### The exercise
Write out every entry precisely as given, leaving the pictures out.

### Material provided
________________________________________

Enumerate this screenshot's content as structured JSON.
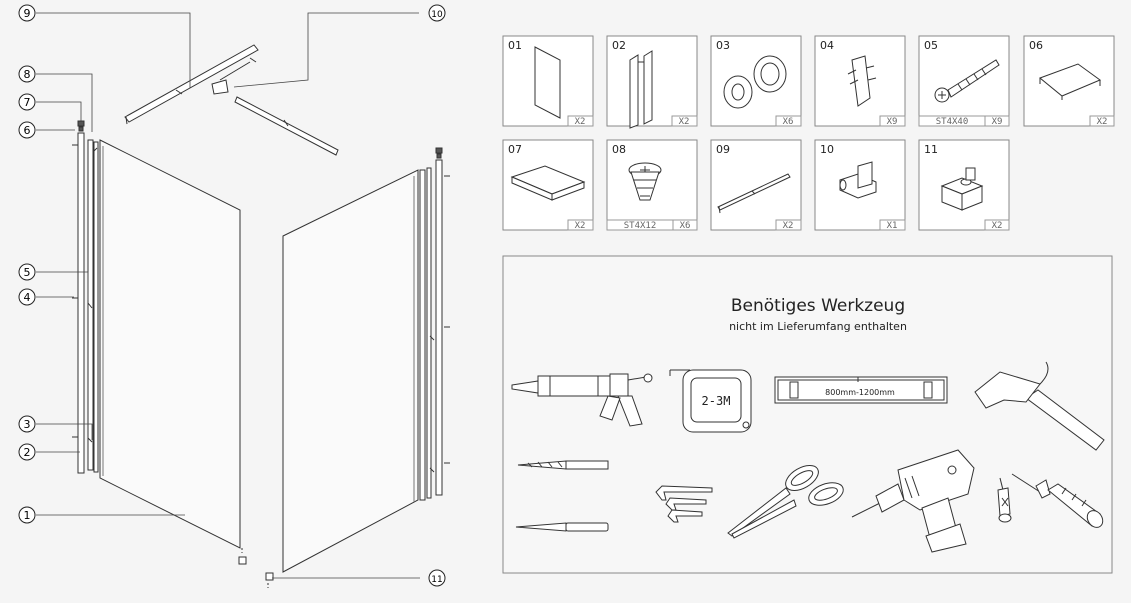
{
  "callouts": [
    {
      "num": "1",
      "label": "①"
    },
    {
      "num": "2",
      "label": "②"
    },
    {
      "num": "3",
      "label": "③"
    },
    {
      "num": "4",
      "label": "④"
    },
    {
      "num": "5",
      "label": "⑤"
    },
    {
      "num": "6",
      "label": "⑥"
    },
    {
      "num": "7",
      "label": "⑦"
    },
    {
      "num": "8",
      "label": "⑧"
    },
    {
      "num": "9",
      "label": "⑨"
    },
    {
      "num": "10",
      "label": "⑩"
    },
    {
      "num": "11",
      "label": "⑪"
    }
  ],
  "parts": [
    {
      "num": "01",
      "spec": "",
      "qty": "X2"
    },
    {
      "num": "02",
      "spec": "",
      "qty": "X2"
    },
    {
      "num": "03",
      "spec": "",
      "qty": "X6"
    },
    {
      "num": "04",
      "spec": "",
      "qty": "X9"
    },
    {
      "num": "05",
      "spec": "ST4X40",
      "qty": "X9"
    },
    {
      "num": "06",
      "spec": "",
      "qty": "X2"
    },
    {
      "num": "07",
      "spec": "",
      "qty": "X2"
    },
    {
      "num": "08",
      "spec": "ST4X12",
      "qty": "X6"
    },
    {
      "num": "09",
      "spec": "",
      "qty": "X2"
    },
    {
      "num": "10",
      "spec": "",
      "qty": "X1"
    },
    {
      "num": "11",
      "spec": "",
      "qty": "X2"
    }
  ],
  "tools": {
    "title": "Benötiges Werkzeug",
    "subtitle": "nicht im Lieferumfang enthalten",
    "tape_label": "2-3M",
    "level_label": "800mm-1200mm"
  }
}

________________________________________

### Written answer
Enumerate this screenshot's content as structured JSON.
{
  "callouts": [
    {
      "num": "1",
      "label": "①"
    },
    {
      "num": "2",
      "label": "②"
    },
    {
      "num": "3",
      "label": "③"
    },
    {
      "num": "4",
      "label": "④"
    },
    {
      "num": "5",
      "label": "⑤"
    },
    {
      "num": "6",
      "label": "⑥"
    },
    {
      "num": "7",
      "label": "⑦"
    },
    {
      "num": "8",
      "label": "⑧"
    },
    {
      "num": "9",
      "label": "⑨"
    },
    {
      "num": "10",
      "label": "⑩"
    },
    {
      "num": "11",
      "label": "⑪"
    }
  ],
  "parts": [
    {
      "num": "01",
      "spec": "",
      "qty": "X2"
    },
    {
      "num": "02",
      "spec": "",
      "qty": "X2"
    },
    {
      "num": "03",
      "spec": "",
      "qty": "X6"
    },
    {
      "num": "04",
      "spec": "",
      "qty": "X9"
    },
    {
      "num": "05",
      "spec": "ST4X40",
      "qty": "X9"
    },
    {
      "num": "06",
      "spec": "",
      "qty": "X2"
    },
    {
      "num": "07",
      "spec": "",
      "qty": "X2"
    },
    {
      "num": "08",
      "spec": "ST4X12",
      "qty": "X6"
    },
    {
      "num": "09",
      "spec": "",
      "qty": "X2"
    },
    {
      "num": "10",
      "spec": "",
      "qty": "X1"
    },
    {
      "num": "11",
      "spec": "",
      "qty": "X2"
    }
  ],
  "tools": {
    "title": "Benötiges Werkzeug",
    "subtitle": "nicht im Lieferumfang enthalten",
    "tape_label": "2-3M",
    "level_label": "800mm-1200mm"
  }
}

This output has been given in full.